The problem: Please transcribe the data below exactly. Leave the pictures out.

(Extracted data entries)
****************

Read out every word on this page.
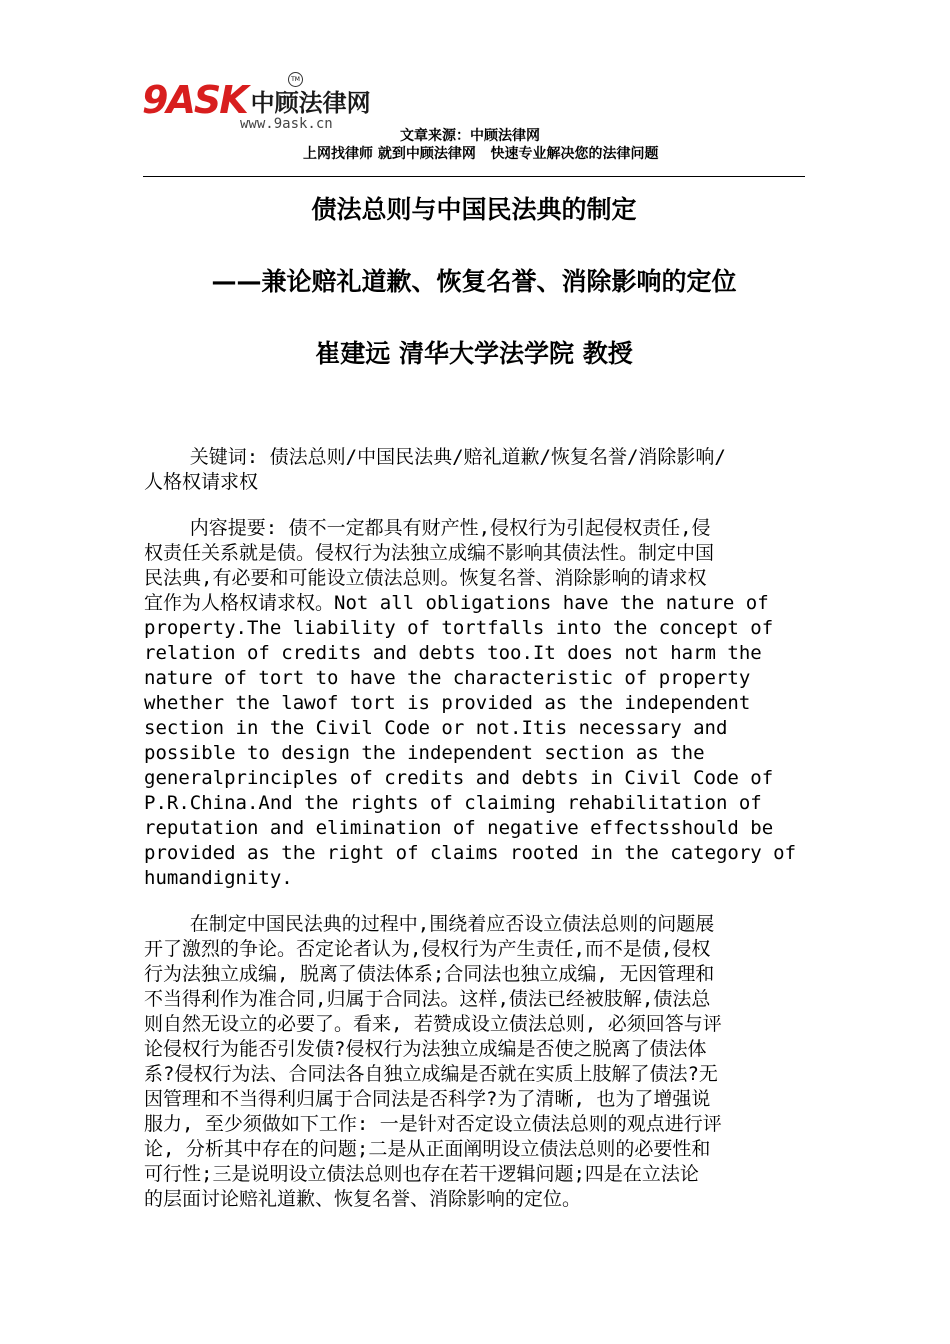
9ASK 中顾法律网
TM
www.9ask.cn
文章来源：中顾法律网
上网找律师 就到中顾法律网   快速专业解决您的法律问题
债法总则与中国民法典的制定
——兼论赔礼道歉、恢复名誉、消除影响的定位
崔建远 清华大学法学院 教授
关键词: 债法总则/中国民法典/赔礼道歉/恢复名誉/消除影响/
人格权请求权
内容提要: 债不一定都具有财产性,侵权行为引起侵权责任,侵
权责任关系就是债。侵权行为法独立成编不影响其债法性。制定中国
民法典,有必要和可能设立债法总则。恢复名誉、消除影响的请求权
宜作为人格权请求权。Not all obligations have the nature of
property.The liability of tortfalls into the concept of
relation of credits and debts too.It does not harm the
nature of tort to have the characteristic of property
whether the lawof tort is provided as the independent
section in the Civil Code or not.Itis necessary and
possible to design the independent section as the
generalprinciples of credits and debts in Civil Code of
P.R.China.And the rights of claiming rehabilitation of
reputation and elimination of negative effectsshould be
provided as the right of claims rooted in the category of
humandignity.
在制定中国民法典的过程中,围绕着应否设立债法总则的问题展
开了激烈的争论。否定论者认为,侵权行为产生责任,而不是债,侵权
行为法独立成编, 脱离了债法体系;合同法也独立成编, 无因管理和
不当得利作为准合同,归属于合同法。这样,债法已经被肢解,债法总
则自然无设立的必要了。看来, 若赞成设立债法总则, 必须回答与评
论侵权行为能否引发债?侵权行为法独立成编是否使之脱离了债法体
系?侵权行为法、合同法各自独立成编是否就在实质上肢解了债法?无
因管理和不当得利归属于合同法是否科学?为了清晰, 也为了增强说
服力, 至少须做如下工作: 一是针对否定设立债法总则的观点进行评
论, 分析其中存在的问题;二是从正面阐明设立债法总则的必要性和
可行性;三是说明设立债法总则也存在若干逻辑问题;四是在立法论
的层面讨论赔礼道歉、恢复名誉、消除影响的定位。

****************

Correct output:
Read out every word on this page.
9ASK 中顾法律网
TM
www.9ask.cn
文章来源：中顾法律网
上网找律师 就到中顾法律网   快速专业解决您的法律问题
债法总则与中国民法典的制定
——兼论赔礼道歉、恢复名誉、消除影响的定位
崔建远 清华大学法学院 教授
关键词: 债法总则/中国民法典/赔礼道歉/恢复名誉/消除影响/
人格权请求权
内容提要: 债不一定都具有财产性,侵权行为引起侵权责任,侵
权责任关系就是债。侵权行为法独立成编不影响其债法性。制定中国
民法典,有必要和可能设立债法总则。恢复名誉、消除影响的请求权
宜作为人格权请求权。Not all obligations have the nature of
property.The liability of tortfalls into the concept of
relation of credits and debts too.It does not harm the
nature of tort to have the characteristic of property
whether the lawof tort is provided as the independent
section in the Civil Code or not.Itis necessary and
possible to design the independent section as the
generalprinciples of credits and debts in Civil Code of
P.R.China.And the rights of claiming rehabilitation of
reputation and elimination of negative effectsshould be
provided as the right of claims rooted in the category of
humandignity.
在制定中国民法典的过程中,围绕着应否设立债法总则的问题展
开了激烈的争论。否定论者认为,侵权行为产生责任,而不是债,侵权
行为法独立成编, 脱离了债法体系;合同法也独立成编, 无因管理和
不当得利作为准合同,归属于合同法。这样,债法已经被肢解,债法总
则自然无设立的必要了。看来, 若赞成设立债法总则, 必须回答与评
论侵权行为能否引发债?侵权行为法独立成编是否使之脱离了债法体
系?侵权行为法、合同法各自独立成编是否就在实质上肢解了债法?无
因管理和不当得利归属于合同法是否科学?为了清晰, 也为了增强说
服力, 至少须做如下工作: 一是针对否定设立债法总则的观点进行评
论, 分析其中存在的问题;二是从正面阐明设立债法总则的必要性和
可行性;三是说明设立债法总则也存在若干逻辑问题;四是在立法论
的层面讨论赔礼道歉、恢复名誉、消除影响的定位。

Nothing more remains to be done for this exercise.